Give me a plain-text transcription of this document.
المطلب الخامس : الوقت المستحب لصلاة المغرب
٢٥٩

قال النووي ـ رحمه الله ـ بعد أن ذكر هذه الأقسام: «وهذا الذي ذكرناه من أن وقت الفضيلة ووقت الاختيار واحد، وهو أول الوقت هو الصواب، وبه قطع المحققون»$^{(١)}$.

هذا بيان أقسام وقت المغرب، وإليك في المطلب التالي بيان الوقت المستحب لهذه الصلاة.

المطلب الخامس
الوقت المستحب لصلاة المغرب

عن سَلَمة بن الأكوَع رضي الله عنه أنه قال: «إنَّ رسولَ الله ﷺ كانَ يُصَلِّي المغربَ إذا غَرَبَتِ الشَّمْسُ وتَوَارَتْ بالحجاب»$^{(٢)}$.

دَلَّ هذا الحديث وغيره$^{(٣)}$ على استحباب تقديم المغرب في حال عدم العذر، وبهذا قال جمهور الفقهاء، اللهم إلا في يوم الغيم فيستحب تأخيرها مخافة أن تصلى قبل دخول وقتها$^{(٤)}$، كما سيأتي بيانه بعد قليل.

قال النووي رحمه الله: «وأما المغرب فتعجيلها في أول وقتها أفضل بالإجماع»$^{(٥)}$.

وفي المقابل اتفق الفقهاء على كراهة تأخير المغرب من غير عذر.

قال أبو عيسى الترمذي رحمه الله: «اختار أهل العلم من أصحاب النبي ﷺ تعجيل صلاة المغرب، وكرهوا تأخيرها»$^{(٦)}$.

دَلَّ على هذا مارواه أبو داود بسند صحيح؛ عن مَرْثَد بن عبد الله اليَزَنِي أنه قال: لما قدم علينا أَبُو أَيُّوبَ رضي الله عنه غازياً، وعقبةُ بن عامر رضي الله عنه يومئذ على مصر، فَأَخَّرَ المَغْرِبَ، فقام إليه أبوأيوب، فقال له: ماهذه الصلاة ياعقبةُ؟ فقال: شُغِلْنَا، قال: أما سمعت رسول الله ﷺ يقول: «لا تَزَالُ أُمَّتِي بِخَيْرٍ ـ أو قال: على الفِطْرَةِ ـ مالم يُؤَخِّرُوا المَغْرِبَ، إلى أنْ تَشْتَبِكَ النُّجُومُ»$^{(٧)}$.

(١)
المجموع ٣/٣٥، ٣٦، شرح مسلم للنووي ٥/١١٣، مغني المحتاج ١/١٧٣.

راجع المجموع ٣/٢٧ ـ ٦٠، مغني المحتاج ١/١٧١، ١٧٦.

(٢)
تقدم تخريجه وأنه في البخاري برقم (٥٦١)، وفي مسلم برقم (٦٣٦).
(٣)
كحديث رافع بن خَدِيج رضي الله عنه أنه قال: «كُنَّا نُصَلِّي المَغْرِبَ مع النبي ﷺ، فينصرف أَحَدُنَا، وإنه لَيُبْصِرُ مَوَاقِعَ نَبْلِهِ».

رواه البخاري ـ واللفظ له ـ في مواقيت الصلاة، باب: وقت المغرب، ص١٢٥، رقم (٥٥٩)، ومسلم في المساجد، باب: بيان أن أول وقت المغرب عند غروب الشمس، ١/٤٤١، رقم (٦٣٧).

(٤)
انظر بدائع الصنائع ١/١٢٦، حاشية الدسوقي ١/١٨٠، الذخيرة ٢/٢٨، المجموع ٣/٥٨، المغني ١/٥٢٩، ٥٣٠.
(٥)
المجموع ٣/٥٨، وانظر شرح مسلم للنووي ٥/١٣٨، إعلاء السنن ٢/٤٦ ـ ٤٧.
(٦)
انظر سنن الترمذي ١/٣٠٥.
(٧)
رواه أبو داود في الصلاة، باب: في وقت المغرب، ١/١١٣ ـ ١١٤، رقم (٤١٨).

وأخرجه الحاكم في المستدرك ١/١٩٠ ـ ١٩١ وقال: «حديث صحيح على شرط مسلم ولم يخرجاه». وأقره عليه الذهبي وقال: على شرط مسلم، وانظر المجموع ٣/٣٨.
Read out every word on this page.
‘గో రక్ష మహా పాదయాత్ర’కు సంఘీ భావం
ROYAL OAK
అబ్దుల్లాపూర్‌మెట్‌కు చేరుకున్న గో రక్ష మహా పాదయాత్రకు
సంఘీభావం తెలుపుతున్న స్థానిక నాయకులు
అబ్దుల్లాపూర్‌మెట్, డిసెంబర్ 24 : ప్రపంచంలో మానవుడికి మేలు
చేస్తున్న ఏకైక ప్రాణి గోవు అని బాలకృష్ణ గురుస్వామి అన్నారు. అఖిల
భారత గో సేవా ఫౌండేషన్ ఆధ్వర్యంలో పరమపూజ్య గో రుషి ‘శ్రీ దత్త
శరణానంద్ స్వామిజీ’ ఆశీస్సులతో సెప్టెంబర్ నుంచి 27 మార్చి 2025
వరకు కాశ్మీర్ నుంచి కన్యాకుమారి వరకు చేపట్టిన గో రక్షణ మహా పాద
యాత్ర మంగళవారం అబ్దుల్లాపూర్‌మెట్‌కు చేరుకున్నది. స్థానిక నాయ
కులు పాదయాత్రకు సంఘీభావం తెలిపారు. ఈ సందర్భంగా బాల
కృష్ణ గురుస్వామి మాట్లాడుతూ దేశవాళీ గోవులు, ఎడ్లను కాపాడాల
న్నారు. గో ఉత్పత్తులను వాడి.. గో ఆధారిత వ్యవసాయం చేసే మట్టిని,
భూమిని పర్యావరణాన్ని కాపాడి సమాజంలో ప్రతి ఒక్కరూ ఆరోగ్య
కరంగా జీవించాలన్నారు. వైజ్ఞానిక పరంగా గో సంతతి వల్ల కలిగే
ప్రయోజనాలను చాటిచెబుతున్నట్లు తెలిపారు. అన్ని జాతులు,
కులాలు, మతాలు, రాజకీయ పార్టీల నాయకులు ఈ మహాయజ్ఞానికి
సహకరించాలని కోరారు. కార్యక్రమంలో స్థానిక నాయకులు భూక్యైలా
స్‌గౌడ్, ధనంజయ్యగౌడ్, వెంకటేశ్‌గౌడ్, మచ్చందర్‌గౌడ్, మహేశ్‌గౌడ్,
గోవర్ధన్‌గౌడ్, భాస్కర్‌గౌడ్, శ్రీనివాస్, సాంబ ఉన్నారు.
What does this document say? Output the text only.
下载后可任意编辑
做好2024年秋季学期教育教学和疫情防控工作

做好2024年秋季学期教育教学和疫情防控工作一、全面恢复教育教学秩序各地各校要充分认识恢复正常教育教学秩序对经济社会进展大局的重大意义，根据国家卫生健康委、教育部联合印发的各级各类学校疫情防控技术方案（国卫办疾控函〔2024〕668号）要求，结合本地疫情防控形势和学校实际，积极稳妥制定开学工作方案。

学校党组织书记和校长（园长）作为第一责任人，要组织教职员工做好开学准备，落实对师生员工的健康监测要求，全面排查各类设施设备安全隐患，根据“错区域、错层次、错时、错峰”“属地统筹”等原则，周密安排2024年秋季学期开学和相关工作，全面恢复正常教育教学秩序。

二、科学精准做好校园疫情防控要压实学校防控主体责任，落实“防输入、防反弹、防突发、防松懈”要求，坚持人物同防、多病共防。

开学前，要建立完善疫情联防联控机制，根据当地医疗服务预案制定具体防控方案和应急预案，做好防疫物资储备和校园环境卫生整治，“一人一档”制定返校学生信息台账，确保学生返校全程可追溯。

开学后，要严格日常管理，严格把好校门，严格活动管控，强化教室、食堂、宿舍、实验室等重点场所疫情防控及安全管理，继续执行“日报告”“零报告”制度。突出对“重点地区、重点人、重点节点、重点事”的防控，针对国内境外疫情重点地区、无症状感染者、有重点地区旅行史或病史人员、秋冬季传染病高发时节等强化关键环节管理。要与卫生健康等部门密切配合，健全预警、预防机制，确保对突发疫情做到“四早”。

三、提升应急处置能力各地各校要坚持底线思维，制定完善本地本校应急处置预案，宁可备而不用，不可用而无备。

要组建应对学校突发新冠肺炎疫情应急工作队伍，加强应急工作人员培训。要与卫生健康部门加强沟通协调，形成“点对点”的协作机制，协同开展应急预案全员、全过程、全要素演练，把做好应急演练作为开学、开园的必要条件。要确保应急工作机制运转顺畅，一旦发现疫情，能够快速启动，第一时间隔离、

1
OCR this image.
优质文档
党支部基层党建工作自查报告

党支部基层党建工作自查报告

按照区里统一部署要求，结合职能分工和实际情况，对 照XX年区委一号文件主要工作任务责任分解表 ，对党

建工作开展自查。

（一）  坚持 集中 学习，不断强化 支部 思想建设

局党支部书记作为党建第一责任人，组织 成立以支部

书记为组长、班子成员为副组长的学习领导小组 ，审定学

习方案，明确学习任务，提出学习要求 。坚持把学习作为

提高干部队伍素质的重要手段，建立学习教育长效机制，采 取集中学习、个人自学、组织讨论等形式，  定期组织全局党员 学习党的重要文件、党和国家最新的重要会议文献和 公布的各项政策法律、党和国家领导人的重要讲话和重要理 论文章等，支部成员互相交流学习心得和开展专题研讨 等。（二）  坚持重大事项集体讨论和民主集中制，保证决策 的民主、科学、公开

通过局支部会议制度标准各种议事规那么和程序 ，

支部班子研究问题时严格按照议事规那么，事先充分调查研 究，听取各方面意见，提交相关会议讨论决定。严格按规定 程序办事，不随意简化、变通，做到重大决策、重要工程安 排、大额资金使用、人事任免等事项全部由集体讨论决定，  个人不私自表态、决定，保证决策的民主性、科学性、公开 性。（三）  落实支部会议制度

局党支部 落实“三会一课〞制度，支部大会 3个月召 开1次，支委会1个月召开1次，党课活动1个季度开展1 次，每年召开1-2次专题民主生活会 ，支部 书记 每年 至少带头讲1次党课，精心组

◇ ◇ ◇ ◇

**Work instructions:** Across the entries, how many lines contain "داود"? Reply with the number only.

**Task solution:** 2